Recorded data
■ ■ ■ ■

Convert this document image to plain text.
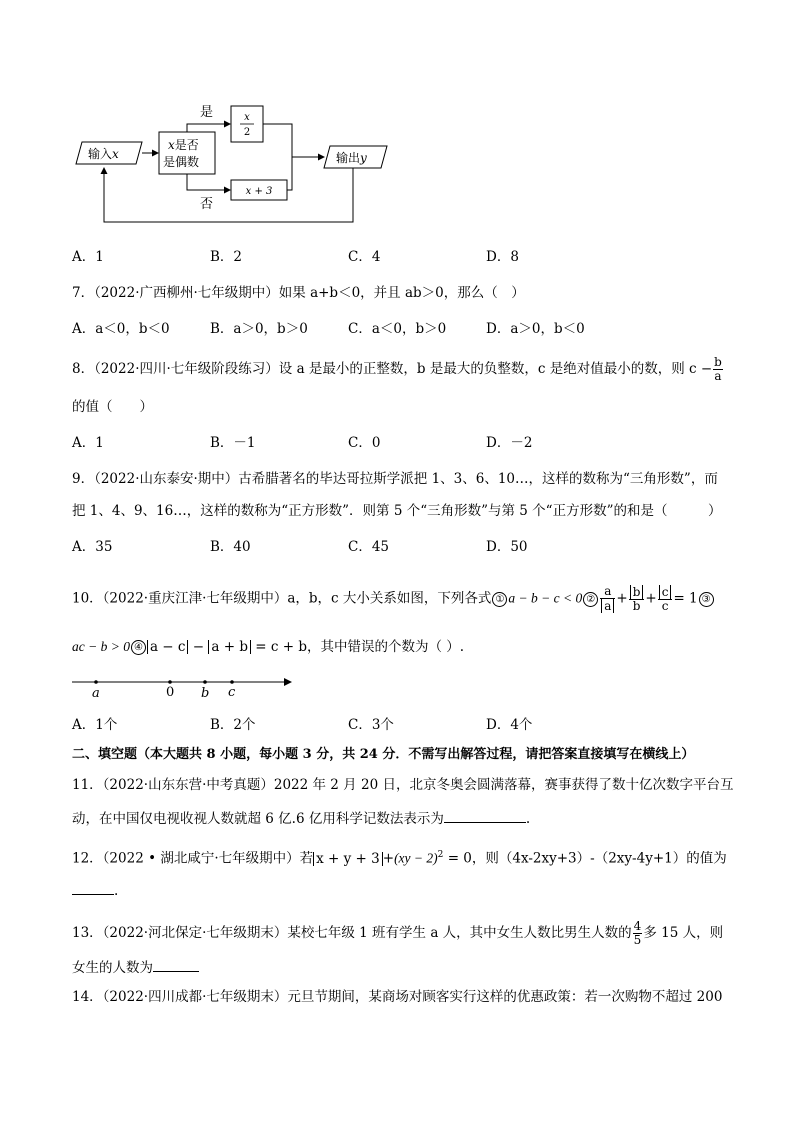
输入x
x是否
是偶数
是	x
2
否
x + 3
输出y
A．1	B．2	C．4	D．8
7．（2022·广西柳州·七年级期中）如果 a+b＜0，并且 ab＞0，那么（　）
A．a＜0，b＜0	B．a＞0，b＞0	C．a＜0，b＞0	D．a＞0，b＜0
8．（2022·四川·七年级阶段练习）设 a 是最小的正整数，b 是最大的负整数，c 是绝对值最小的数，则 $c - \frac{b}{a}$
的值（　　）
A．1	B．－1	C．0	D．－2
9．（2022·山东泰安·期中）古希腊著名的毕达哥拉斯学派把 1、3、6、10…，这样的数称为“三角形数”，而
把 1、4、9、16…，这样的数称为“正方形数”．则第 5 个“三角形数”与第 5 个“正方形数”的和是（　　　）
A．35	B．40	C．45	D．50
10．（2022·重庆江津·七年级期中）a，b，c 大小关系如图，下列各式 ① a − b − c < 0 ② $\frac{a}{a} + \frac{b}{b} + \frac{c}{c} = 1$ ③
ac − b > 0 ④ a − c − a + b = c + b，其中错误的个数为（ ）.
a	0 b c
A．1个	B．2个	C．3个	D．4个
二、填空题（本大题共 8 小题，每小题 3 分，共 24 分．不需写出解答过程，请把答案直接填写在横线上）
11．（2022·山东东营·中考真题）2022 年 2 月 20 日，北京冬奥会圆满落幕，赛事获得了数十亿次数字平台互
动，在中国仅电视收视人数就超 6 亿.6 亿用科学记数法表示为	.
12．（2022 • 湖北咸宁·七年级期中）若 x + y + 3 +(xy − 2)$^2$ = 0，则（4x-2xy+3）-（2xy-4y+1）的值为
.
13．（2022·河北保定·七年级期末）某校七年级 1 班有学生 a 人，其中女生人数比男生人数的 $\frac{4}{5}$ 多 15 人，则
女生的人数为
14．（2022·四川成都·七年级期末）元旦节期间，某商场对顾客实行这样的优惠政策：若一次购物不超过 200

■ ■ ■ ■

• **Prompt**: Print the entries above exactly, taking out only the pictures.

• **Answer to the problem**:
Convert this document image to plain text.
输入x
x是否
是偶数
是	x
2
否
x + 3
输出y
A．1	B．2	C．4	D．8
7．（2022·广西柳州·七年级期中）如果 a+b＜0，并且 ab＞0，那么（　）
A．a＜0，b＜0	B．a＞0，b＞0	C．a＜0，b＞0	D．a＞0，b＜0
8．（2022·四川·七年级阶段练习）设 a 是最小的正整数，b 是最大的负整数，c 是绝对值最小的数，则 $c - \frac{b}{a}$
的值（　　）
A．1	B．－1	C．0	D．－2
9．（2022·山东泰安·期中）古希腊著名的毕达哥拉斯学派把 1、3、6、10…，这样的数称为“三角形数”，而
把 1、4、9、16…，这样的数称为“正方形数”．则第 5 个“三角形数”与第 5 个“正方形数”的和是（　　　）
A．35	B．40	C．45	D．50
10．（2022·重庆江津·七年级期中）a，b，c 大小关系如图，下列各式 ① a − b − c < 0 ② $\frac{a}{a} + \frac{b}{b} + \frac{c}{c} = 1$ ③
ac − b > 0 ④ a − c − a + b = c + b，其中错误的个数为（ ）.
a	0 b c
A．1个	B．2个	C．3个	D．4个
二、填空题（本大题共 8 小题，每小题 3 分，共 24 分．不需写出解答过程，请把答案直接填写在横线上）
11．（2022·山东东营·中考真题）2022 年 2 月 20 日，北京冬奥会圆满落幕，赛事获得了数十亿次数字平台互
动，在中国仅电视收视人数就超 6 亿.6 亿用科学记数法表示为	.
12．（2022 • 湖北咸宁·七年级期中）若 x + y + 3 +(xy − 2)$^2$ = 0，则（4x-2xy+3）-（2xy-4y+1）的值为
.
13．（2022·河北保定·七年级期末）某校七年级 1 班有学生 a 人，其中女生人数比男生人数的 $\frac{4}{5}$ 多 15 人，则
女生的人数为
14．（2022·四川成都·七年级期末）元旦节期间，某商场对顾客实行这样的优惠政策：若一次购物不超过 200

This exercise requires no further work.